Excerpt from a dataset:
>>>>>

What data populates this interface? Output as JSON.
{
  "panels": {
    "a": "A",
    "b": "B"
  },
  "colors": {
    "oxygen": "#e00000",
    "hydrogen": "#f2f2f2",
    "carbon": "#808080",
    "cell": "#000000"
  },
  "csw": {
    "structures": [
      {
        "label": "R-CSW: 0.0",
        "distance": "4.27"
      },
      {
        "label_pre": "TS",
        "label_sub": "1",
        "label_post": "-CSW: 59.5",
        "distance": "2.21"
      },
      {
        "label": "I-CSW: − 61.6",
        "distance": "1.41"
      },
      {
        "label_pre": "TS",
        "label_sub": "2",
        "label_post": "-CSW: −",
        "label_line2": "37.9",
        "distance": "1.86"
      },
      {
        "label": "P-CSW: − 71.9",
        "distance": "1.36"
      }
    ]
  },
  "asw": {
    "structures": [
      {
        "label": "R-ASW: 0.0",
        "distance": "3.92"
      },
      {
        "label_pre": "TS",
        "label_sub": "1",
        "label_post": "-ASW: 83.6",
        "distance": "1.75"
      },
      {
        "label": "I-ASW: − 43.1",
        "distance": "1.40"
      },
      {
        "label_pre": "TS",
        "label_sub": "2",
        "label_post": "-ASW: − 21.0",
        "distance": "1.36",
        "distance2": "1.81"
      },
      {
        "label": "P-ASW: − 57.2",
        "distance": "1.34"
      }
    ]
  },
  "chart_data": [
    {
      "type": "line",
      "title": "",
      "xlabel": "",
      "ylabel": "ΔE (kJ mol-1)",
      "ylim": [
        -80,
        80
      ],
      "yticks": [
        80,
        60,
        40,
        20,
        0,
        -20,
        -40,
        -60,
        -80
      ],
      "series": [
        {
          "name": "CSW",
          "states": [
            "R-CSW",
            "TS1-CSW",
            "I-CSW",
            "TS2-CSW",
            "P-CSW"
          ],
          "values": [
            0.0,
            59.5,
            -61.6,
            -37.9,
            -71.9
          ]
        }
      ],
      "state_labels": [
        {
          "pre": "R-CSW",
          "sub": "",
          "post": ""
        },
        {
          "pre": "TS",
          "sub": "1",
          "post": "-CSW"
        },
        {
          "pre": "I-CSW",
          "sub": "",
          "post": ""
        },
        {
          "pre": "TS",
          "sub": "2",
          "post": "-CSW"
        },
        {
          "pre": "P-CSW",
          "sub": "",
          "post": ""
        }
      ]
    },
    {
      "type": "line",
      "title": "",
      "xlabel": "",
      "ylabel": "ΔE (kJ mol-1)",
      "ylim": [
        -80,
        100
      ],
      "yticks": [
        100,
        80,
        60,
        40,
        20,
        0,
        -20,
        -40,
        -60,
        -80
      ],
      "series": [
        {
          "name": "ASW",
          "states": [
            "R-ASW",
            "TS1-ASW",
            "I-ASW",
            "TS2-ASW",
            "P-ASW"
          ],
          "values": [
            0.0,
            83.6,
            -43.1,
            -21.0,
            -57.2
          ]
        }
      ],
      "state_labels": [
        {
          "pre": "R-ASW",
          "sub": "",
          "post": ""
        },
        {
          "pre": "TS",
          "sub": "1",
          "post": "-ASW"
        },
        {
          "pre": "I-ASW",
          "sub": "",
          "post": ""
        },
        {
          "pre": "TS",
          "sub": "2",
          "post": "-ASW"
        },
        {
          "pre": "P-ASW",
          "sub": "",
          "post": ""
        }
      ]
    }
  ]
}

<<<<<
>>>>>

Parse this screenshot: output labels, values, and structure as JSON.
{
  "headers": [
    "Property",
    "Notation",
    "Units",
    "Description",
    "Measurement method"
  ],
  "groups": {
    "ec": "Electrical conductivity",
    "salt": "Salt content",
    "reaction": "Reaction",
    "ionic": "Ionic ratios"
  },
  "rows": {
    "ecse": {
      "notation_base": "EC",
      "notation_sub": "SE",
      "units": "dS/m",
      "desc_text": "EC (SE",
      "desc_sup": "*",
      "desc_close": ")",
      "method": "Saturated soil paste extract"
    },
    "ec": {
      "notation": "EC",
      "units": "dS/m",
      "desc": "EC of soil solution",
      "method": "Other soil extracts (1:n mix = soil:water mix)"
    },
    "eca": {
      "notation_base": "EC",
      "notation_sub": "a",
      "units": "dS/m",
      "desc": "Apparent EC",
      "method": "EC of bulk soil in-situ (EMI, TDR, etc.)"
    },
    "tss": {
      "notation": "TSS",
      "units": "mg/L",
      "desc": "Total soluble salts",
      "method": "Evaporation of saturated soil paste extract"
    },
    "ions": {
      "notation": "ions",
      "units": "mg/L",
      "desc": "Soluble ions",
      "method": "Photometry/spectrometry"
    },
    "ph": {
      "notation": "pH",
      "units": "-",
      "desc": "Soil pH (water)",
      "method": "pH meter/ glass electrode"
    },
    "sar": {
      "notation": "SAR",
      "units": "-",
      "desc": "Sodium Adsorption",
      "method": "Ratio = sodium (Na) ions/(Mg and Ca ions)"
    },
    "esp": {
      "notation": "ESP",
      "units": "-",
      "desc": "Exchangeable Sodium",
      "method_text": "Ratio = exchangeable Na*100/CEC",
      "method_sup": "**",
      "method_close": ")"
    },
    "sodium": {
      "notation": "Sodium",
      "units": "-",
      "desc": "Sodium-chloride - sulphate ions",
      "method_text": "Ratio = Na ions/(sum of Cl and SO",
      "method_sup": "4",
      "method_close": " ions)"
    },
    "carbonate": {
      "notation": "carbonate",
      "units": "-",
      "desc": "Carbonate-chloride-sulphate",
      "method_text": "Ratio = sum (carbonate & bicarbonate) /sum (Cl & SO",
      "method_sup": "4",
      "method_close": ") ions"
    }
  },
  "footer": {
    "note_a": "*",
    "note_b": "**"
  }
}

<<<<<

Goal of the exercise:
Of all the lines above, how many contain the word "chloride"? Answer with only the number.

Answer to this exercise:
2